▸ Task instructions: Say how many lines include the word "powder", using only a number.

━━━ Material for the task

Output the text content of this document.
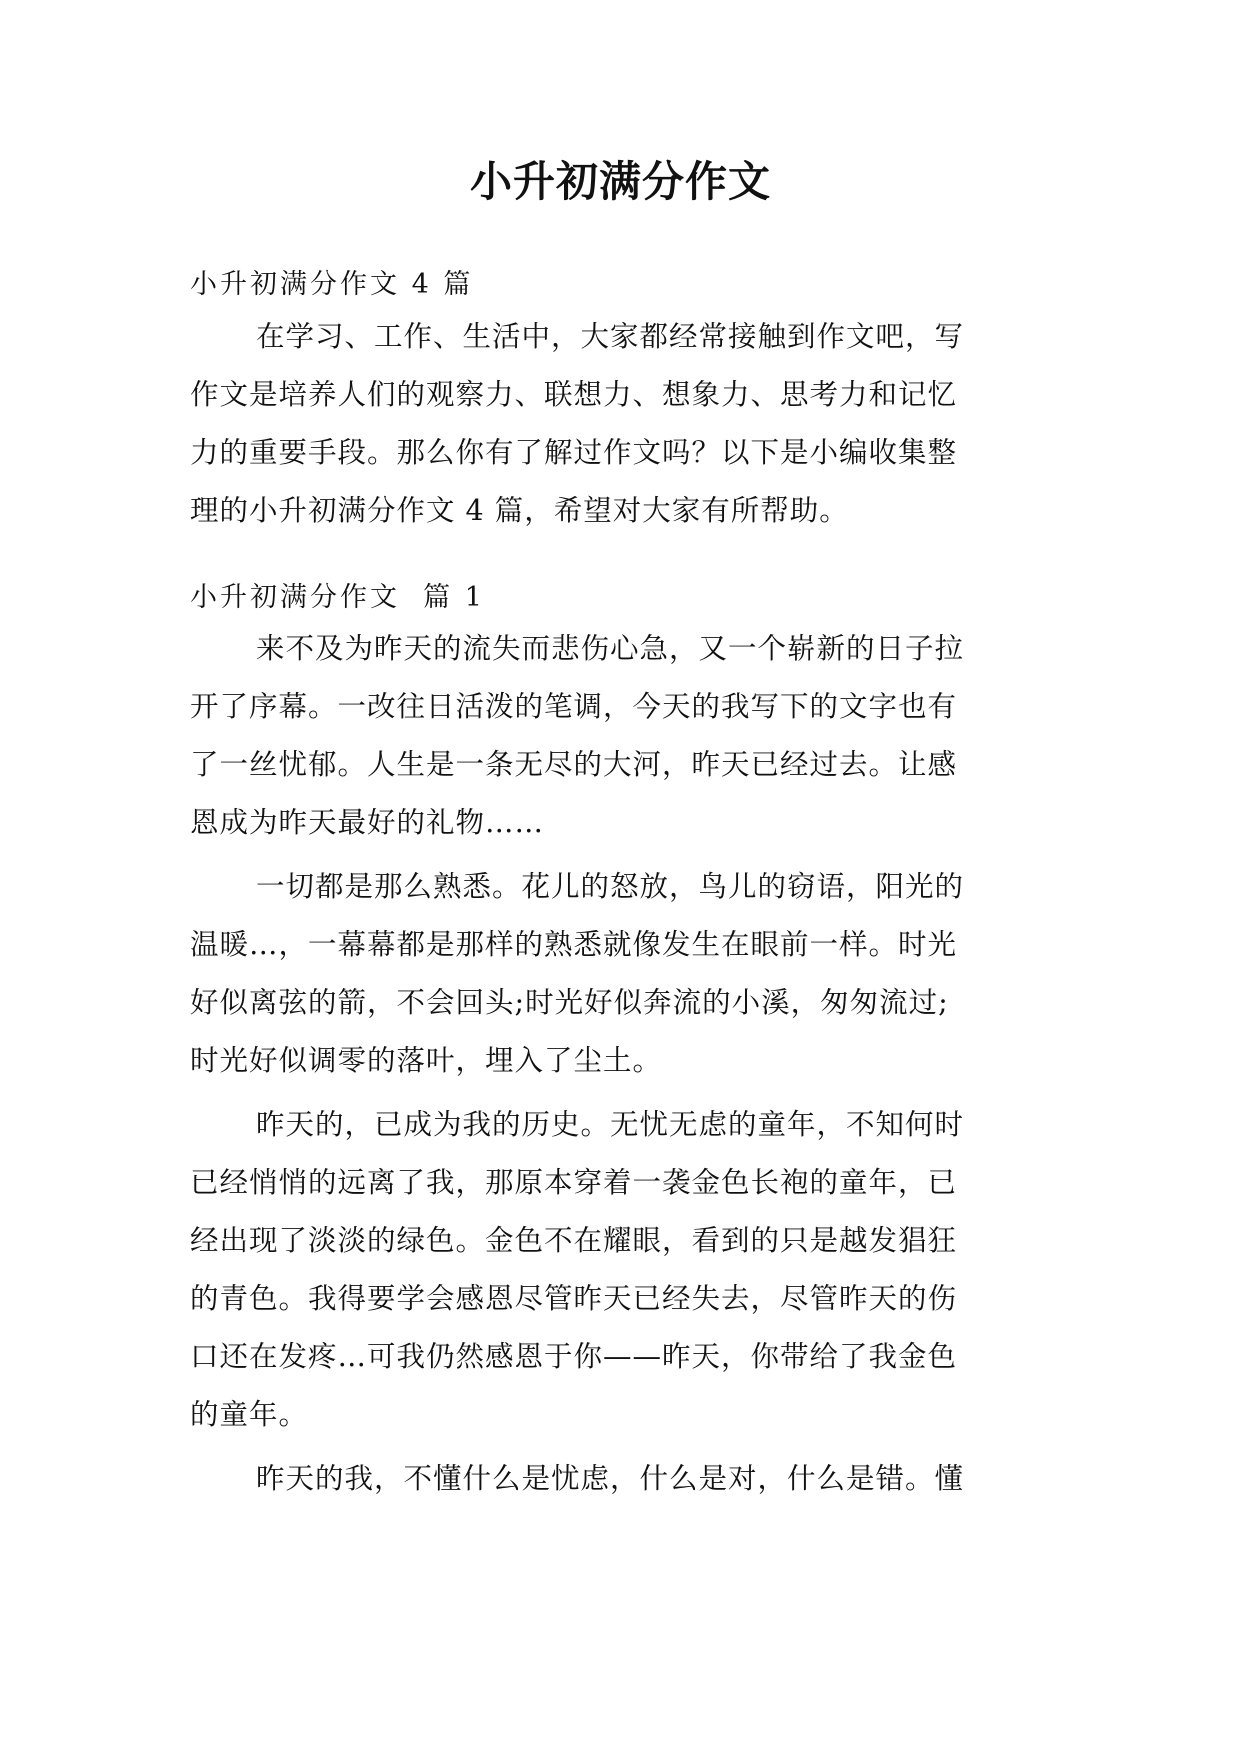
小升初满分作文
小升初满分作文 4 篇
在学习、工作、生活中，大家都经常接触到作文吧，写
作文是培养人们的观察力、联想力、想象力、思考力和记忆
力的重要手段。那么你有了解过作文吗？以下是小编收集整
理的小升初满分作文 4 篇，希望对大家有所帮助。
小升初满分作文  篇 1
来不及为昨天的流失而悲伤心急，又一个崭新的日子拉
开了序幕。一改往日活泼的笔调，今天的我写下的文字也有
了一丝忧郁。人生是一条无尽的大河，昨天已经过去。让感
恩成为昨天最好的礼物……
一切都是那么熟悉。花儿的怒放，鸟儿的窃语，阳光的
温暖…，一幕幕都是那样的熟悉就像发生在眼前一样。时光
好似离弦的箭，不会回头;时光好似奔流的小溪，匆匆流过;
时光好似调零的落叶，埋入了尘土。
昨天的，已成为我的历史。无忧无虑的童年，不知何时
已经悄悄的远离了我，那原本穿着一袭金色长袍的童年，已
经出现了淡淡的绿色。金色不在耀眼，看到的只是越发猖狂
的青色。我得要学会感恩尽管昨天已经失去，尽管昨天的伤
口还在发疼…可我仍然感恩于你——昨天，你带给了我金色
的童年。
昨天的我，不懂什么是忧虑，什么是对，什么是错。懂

━━━━━━
━━━ Material for the task

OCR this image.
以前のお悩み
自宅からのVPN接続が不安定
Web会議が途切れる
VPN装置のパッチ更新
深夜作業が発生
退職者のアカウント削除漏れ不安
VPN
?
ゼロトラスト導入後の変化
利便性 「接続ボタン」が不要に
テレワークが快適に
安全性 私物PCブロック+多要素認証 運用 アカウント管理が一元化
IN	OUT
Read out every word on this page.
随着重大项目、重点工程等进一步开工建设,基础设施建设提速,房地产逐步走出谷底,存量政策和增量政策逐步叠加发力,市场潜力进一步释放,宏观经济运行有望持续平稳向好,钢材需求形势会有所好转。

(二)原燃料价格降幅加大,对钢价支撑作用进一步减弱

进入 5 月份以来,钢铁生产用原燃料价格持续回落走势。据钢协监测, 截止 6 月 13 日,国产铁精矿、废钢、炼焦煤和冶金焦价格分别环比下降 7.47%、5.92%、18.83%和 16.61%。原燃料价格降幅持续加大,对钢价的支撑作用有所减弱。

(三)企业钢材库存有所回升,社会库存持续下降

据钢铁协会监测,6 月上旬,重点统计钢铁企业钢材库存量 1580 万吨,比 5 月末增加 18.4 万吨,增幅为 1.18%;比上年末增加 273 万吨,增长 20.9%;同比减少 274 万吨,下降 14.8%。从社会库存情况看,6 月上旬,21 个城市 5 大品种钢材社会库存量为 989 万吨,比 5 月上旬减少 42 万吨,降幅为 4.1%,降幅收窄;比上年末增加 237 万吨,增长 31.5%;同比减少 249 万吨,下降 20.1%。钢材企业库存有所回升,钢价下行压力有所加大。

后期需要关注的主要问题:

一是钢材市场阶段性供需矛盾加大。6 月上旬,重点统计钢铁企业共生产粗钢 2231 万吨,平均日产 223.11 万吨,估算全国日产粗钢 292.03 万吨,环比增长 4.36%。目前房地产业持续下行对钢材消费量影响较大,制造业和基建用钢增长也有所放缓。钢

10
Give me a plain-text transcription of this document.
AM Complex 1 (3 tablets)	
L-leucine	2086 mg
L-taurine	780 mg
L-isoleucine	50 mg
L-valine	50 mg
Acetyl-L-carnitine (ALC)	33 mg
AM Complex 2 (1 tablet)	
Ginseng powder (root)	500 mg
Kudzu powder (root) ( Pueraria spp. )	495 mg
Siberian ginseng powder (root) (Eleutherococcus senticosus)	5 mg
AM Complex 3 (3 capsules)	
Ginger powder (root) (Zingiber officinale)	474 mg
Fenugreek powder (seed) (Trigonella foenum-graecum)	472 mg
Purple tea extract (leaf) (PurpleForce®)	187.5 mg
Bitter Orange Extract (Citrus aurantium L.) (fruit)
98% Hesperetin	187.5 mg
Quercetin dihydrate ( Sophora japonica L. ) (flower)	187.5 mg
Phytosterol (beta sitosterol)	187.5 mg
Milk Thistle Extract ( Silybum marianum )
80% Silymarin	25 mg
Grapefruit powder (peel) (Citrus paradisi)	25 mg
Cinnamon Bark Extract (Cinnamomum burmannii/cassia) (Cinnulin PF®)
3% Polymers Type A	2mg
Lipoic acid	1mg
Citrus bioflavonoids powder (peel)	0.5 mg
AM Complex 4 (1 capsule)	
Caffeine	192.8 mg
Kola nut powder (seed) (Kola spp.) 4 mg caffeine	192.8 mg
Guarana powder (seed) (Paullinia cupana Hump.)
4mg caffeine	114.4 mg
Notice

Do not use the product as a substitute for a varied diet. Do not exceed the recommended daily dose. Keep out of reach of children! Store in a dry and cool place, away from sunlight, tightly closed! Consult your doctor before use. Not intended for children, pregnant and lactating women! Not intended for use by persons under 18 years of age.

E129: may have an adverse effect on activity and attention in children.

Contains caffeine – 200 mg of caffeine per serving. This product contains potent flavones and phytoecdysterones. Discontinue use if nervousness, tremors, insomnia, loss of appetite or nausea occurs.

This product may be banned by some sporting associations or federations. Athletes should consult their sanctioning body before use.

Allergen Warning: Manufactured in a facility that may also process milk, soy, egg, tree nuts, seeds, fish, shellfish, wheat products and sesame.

━━━━━━

▸ Result for this exercise: 9